Extract every line where the string "inappropriate" appears.

BEGIN Listed entries

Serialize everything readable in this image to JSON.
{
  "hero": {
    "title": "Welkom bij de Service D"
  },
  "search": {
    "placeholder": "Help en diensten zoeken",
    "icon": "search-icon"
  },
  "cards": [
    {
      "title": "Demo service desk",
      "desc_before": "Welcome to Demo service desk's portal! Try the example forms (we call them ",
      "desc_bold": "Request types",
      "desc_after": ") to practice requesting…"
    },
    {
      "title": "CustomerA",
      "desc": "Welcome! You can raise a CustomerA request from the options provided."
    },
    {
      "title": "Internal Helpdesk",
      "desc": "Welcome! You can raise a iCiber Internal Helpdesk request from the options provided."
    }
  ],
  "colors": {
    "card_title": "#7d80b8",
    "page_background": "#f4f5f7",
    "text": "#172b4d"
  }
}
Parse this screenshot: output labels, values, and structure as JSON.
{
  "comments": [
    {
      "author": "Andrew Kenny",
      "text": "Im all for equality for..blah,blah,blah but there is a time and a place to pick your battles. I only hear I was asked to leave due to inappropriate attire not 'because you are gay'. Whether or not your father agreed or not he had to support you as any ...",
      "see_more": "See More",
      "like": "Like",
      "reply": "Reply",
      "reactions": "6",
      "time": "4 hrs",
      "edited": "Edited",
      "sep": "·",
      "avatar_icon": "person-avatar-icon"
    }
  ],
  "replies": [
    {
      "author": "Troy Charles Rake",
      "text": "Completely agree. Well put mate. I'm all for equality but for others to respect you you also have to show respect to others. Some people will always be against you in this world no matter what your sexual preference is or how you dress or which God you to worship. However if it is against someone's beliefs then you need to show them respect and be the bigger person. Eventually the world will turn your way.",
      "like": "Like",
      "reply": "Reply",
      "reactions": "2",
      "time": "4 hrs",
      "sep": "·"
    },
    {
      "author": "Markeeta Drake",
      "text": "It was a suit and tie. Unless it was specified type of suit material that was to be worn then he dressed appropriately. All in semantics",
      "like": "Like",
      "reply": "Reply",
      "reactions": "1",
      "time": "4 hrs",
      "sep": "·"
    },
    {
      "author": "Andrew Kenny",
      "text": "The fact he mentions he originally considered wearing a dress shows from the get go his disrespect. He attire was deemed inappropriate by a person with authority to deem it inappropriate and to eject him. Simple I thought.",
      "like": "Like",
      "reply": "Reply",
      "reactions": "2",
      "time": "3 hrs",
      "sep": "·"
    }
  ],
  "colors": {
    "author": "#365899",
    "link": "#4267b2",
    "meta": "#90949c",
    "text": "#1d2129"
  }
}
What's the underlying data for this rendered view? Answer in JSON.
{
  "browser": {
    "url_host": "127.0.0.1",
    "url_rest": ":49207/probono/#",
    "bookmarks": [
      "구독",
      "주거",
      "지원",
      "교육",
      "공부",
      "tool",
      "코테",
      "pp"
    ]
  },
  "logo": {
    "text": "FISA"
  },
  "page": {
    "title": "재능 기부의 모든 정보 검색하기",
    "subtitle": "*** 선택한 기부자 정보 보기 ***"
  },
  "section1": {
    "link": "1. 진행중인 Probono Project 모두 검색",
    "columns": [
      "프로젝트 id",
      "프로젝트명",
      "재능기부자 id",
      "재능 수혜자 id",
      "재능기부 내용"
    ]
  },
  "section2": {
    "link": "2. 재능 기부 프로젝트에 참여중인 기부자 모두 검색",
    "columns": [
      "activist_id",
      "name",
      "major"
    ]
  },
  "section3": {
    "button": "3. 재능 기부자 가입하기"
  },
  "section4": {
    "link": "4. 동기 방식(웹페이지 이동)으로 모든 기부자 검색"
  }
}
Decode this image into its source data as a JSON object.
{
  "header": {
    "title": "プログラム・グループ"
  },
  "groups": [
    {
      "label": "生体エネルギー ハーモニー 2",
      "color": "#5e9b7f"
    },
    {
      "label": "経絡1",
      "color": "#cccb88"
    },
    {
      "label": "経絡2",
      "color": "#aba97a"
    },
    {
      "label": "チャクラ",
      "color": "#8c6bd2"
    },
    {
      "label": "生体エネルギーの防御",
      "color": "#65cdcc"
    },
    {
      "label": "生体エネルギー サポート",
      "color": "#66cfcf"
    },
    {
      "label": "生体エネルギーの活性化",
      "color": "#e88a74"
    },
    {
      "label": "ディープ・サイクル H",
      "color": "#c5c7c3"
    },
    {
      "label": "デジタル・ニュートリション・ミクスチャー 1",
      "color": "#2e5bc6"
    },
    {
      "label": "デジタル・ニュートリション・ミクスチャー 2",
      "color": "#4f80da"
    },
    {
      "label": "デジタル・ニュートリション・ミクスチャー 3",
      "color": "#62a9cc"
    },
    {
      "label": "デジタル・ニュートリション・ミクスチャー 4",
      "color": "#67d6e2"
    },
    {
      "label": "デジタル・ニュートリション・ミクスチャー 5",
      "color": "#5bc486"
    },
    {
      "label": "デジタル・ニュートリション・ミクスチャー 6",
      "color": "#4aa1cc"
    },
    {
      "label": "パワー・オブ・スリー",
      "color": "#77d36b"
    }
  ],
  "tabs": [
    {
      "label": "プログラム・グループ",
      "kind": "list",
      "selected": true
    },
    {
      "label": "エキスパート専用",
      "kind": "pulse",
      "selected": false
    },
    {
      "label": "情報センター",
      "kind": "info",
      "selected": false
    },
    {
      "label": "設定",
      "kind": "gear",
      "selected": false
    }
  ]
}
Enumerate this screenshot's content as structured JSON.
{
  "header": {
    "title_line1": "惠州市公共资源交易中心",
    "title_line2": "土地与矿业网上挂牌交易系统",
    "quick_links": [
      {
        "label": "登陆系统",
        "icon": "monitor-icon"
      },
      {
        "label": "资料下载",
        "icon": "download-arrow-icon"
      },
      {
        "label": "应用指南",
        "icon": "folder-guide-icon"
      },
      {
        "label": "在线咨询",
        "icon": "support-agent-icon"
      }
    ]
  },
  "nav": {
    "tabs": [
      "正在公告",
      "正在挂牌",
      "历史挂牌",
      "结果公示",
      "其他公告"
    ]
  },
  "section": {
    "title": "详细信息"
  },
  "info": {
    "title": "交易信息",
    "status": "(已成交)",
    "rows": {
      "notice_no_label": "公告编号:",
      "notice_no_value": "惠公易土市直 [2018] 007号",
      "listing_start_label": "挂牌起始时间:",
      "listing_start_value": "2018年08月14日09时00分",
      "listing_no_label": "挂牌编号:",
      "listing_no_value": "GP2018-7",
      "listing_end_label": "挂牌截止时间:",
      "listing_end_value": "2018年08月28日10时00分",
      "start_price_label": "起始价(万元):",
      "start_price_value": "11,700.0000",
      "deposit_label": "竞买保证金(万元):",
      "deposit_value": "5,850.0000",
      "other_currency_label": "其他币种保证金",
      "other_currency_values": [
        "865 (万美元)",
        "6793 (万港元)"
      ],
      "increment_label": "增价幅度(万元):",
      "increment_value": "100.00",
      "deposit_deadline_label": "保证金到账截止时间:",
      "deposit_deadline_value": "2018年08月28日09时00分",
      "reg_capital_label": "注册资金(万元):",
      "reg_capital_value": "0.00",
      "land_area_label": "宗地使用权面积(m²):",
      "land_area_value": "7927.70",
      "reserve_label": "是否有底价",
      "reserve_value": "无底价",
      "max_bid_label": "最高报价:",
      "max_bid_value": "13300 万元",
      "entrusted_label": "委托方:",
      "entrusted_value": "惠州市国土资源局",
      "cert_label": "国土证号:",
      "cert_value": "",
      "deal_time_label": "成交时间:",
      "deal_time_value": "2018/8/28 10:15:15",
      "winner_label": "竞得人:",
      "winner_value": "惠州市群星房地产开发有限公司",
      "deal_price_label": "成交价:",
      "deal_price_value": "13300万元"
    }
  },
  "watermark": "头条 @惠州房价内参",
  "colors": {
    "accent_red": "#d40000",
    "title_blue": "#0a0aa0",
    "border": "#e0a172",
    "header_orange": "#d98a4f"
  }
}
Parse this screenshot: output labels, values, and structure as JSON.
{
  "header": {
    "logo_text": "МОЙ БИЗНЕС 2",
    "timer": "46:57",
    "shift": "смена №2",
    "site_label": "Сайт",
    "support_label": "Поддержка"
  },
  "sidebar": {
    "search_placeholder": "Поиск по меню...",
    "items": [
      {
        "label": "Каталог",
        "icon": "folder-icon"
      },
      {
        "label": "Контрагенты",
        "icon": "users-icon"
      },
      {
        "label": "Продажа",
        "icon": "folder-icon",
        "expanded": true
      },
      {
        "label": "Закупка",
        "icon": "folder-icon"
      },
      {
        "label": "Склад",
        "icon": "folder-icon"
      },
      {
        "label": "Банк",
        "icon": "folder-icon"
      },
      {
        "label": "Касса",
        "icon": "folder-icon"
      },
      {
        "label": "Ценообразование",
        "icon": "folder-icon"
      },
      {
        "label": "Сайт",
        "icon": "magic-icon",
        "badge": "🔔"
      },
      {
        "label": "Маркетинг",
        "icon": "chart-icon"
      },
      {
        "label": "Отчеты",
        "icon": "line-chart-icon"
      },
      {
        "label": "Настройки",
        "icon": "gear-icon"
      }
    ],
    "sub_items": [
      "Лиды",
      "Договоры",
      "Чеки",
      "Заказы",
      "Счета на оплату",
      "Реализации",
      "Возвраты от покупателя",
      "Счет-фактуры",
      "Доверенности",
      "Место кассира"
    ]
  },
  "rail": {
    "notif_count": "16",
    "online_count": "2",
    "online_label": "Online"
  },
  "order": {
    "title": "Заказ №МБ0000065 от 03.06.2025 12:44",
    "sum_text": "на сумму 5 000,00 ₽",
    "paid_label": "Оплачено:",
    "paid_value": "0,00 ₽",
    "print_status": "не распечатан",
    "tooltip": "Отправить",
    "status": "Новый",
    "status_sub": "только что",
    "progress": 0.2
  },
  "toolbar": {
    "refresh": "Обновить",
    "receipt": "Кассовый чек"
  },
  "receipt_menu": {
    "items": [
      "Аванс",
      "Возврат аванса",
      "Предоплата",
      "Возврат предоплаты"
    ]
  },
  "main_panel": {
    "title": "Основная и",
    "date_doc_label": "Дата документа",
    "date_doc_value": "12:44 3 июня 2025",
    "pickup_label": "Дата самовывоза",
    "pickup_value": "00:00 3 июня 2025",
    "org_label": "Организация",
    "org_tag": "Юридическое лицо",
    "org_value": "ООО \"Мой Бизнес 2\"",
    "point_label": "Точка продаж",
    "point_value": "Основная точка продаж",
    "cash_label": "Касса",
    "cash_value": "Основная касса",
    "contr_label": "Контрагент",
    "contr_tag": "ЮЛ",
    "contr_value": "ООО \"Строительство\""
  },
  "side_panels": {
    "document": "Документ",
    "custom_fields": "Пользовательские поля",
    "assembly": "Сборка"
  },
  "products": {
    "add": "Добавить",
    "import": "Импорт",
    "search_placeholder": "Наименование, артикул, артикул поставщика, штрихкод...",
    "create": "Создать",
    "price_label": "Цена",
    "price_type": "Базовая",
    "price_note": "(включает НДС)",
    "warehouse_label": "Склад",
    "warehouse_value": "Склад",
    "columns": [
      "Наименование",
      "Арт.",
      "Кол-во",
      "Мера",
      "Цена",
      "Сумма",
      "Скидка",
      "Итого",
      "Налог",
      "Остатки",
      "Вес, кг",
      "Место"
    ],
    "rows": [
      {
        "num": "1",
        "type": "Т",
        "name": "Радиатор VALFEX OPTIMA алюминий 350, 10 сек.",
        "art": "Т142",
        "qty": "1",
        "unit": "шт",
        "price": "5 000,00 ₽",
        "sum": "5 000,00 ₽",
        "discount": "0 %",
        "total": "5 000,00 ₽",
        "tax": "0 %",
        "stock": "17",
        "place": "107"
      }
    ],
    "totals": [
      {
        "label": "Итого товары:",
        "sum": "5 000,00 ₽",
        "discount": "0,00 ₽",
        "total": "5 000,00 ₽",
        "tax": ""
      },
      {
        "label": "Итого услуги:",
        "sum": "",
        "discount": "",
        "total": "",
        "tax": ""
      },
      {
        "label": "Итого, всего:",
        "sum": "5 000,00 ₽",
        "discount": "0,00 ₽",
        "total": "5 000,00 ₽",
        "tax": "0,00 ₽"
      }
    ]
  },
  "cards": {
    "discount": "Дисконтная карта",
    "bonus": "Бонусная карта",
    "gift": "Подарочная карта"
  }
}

END Listed entries

[Result for this exercise]:
      "text": "Im all for equality for..blah,blah,blah but there is a time and a place to pick your battles. I only hear I was asked to leave due to inappropriate attire not 'because you are gay'. Whether or not your father agreed or not he had to support you as any ...",
      "text": "The fact he mentions he originally considered wearing a dress shows from the get go his disrespect. He attire was deemed inappropriate by a person with authority to deem it inappropriate and to eject him. Simple I thought.",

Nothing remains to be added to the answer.